**Written instruction:**
Copy all lines below containing "Skydda".

**Part of a data file:**
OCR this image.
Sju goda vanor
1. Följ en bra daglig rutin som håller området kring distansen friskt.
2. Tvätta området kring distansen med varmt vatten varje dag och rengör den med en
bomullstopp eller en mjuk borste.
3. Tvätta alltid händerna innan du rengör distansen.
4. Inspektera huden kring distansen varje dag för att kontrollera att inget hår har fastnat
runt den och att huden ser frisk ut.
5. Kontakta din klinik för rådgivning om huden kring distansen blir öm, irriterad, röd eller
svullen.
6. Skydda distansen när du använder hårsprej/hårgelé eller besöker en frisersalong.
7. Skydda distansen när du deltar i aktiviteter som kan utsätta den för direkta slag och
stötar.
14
--
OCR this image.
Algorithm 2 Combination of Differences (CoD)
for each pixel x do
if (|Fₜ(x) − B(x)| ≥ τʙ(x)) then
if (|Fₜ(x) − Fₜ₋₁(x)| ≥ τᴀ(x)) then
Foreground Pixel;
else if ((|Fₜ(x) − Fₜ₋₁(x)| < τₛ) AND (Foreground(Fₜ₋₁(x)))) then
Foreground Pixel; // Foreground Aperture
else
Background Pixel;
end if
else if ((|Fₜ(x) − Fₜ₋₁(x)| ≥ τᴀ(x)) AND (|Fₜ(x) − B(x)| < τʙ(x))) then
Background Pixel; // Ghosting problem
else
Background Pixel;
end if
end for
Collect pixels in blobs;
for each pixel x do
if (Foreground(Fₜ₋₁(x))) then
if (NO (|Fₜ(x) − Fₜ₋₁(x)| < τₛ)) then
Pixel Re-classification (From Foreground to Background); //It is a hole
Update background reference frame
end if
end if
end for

**Result for this task:**
6. Skydda distansen när du använder hårsprej/hårgelé eller besöker en frisersalong.
7. Skydda distansen när du deltar i aktiviteter som kan utsätta den för direkta slag och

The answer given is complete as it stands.